Requirements. Copy out all lines that carry the word "fill".
-- Rows start --
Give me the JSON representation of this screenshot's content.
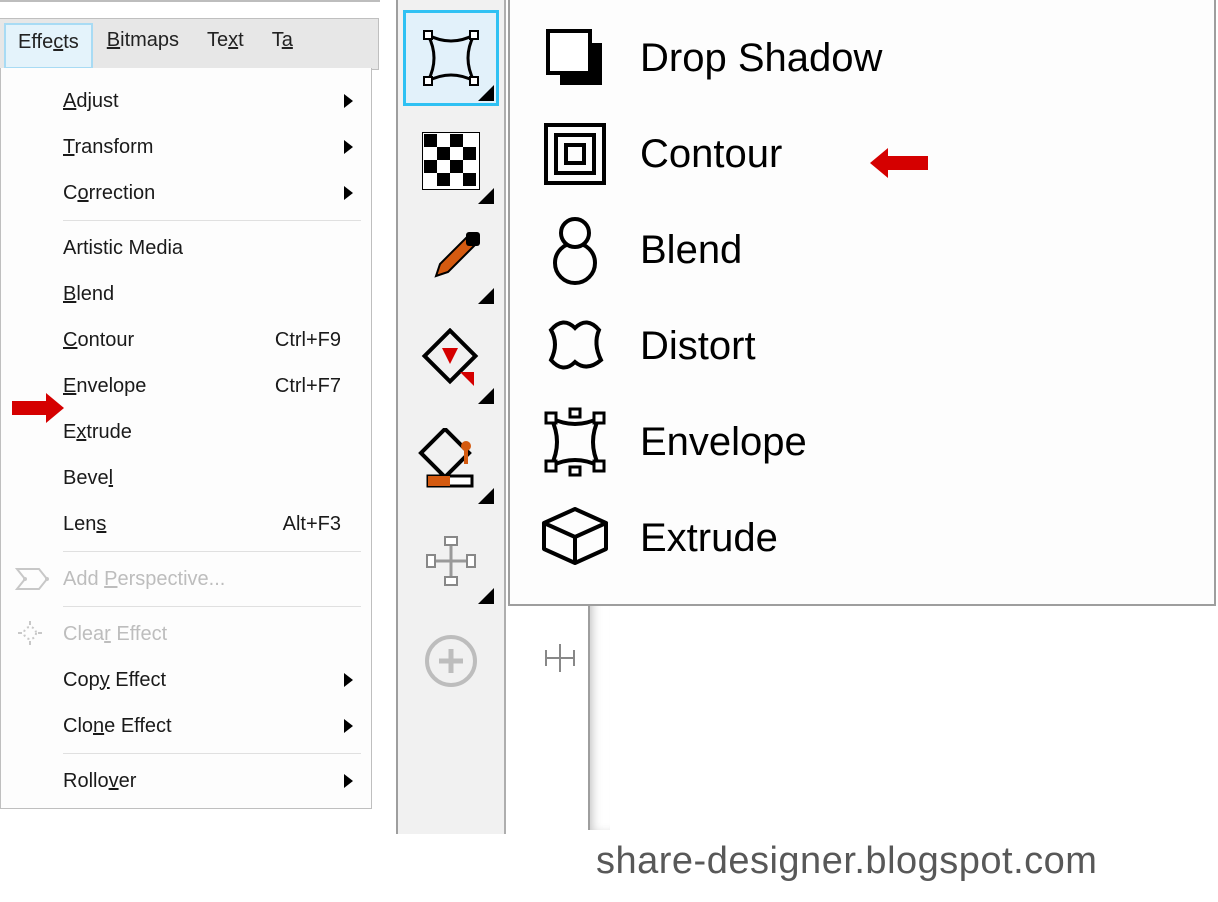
{
  "menubar": {
    "items": [
      {
        "label": "Effects",
        "accel": "c"
      },
      {
        "label": "Bitmaps",
        "accel": "B"
      },
      {
        "label": "Text",
        "accel": "x"
      },
      {
        "label": "Ta",
        "accel": "a"
      }
    ],
    "active_index": 0
  },
  "dropdown": {
    "groups": [
      [
        {
          "label": "Adjust",
          "accel": "A",
          "submenu": true
        },
        {
          "label": "Transform",
          "accel": "T",
          "submenu": true
        },
        {
          "label": "Correction",
          "accel": "O",
          "submenu": true
        }
      ],
      [
        {
          "label": "Artistic Media"
        },
        {
          "label": "Blend",
          "accel": "B"
        },
        {
          "label": "Contour",
          "accel": "C",
          "shortcut": "Ctrl+F9"
        },
        {
          "label": "Envelope",
          "accel": "E",
          "shortcut": "Ctrl+F7",
          "arrow": "left"
        },
        {
          "label": "Extrude",
          "accel": "x"
        },
        {
          "label": "Bevel",
          "accel": "l"
        },
        {
          "label": "Lens",
          "accel": "s",
          "shortcut": "Alt+F3"
        }
      ],
      [
        {
          "label": "Add Perspective...",
          "accel": "P",
          "disabled": true,
          "icon": "perspective"
        }
      ],
      [
        {
          "label": "Clear Effect",
          "accel": "r",
          "disabled": true,
          "icon": "clear-effect"
        },
        {
          "label": "Copy Effect",
          "accel": "y",
          "submenu": true
        },
        {
          "label": "Clone Effect",
          "accel": "n",
          "submenu": true
        }
      ],
      [
        {
          "label": "Rollover",
          "accel": "v",
          "submenu": true
        }
      ]
    ]
  },
  "toolbox": {
    "tools": [
      {
        "name": "envelope-tool",
        "active": true,
        "flyout": true
      },
      {
        "name": "transparency-tool",
        "flyout": true
      },
      {
        "name": "eyedropper-tool",
        "flyout": true
      },
      {
        "name": "outline-tool",
        "flyout": true
      },
      {
        "name": "fill-tool",
        "flyout": true
      },
      {
        "name": "interactive-fill-tool",
        "flyout": true
      },
      {
        "name": "zoom-tool"
      }
    ]
  },
  "flyout": {
    "items": [
      {
        "label": "Drop Shadow",
        "icon": "drop-shadow",
        "arrow": null
      },
      {
        "label": "Contour",
        "icon": "contour",
        "arrow": "right"
      },
      {
        "label": "Blend",
        "icon": "blend"
      },
      {
        "label": "Distort",
        "icon": "distort"
      },
      {
        "label": "Envelope",
        "icon": "envelope"
      },
      {
        "label": "Extrude",
        "icon": "extrude"
      }
    ]
  },
  "watermark": "share-designer.blogspot.com"
}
-- Rows end --
Result of this exercise.
        "name": "fill-tool",
        "name": "interactive-fill-tool",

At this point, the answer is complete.